Which lines below hold the word "Seleccione"? Report each one.
═══ TASK DATA ═══
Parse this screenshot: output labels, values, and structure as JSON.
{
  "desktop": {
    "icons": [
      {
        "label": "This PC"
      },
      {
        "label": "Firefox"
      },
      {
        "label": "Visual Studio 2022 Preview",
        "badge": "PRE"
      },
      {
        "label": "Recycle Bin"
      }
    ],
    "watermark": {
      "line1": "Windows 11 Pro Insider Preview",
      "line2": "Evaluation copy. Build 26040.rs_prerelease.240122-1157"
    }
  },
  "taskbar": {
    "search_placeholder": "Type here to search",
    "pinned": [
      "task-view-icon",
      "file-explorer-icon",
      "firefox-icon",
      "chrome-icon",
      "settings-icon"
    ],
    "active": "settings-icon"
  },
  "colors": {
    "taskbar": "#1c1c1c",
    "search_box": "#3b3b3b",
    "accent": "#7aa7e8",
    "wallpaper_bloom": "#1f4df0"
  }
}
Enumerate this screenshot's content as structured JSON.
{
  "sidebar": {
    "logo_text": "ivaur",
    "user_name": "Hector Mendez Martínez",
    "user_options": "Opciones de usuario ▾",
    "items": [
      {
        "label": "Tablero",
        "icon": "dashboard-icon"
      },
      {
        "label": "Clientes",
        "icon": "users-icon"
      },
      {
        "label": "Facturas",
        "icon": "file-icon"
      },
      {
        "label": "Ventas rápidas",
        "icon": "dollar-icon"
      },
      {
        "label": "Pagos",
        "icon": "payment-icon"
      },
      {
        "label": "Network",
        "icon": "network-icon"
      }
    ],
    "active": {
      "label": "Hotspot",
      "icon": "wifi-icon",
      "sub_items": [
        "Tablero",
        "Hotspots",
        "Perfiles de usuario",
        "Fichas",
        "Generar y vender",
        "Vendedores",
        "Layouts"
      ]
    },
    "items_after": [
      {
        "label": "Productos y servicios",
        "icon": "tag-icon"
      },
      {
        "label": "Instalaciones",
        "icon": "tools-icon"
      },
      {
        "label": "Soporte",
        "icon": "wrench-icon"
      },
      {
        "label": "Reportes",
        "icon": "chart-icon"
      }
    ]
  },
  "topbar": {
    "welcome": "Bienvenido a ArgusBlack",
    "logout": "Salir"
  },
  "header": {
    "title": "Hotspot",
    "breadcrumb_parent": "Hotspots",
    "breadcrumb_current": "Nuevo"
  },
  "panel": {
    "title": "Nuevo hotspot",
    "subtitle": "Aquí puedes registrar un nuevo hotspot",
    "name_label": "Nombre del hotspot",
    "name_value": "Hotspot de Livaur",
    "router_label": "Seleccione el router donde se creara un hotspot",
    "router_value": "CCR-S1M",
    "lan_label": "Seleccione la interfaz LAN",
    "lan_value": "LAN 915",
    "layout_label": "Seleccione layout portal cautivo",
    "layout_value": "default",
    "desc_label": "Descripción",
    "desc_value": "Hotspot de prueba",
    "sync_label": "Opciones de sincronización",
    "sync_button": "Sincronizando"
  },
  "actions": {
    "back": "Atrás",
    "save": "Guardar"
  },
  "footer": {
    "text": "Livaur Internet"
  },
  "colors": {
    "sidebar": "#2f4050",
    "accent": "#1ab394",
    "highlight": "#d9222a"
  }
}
═══
> CORRECT ANSWER:
    "router_label": "Seleccione el router donde se creara un hotspot",
    "lan_label": "Seleccione la interfaz LAN",
    "layout_label": "Seleccione layout portal cautivo",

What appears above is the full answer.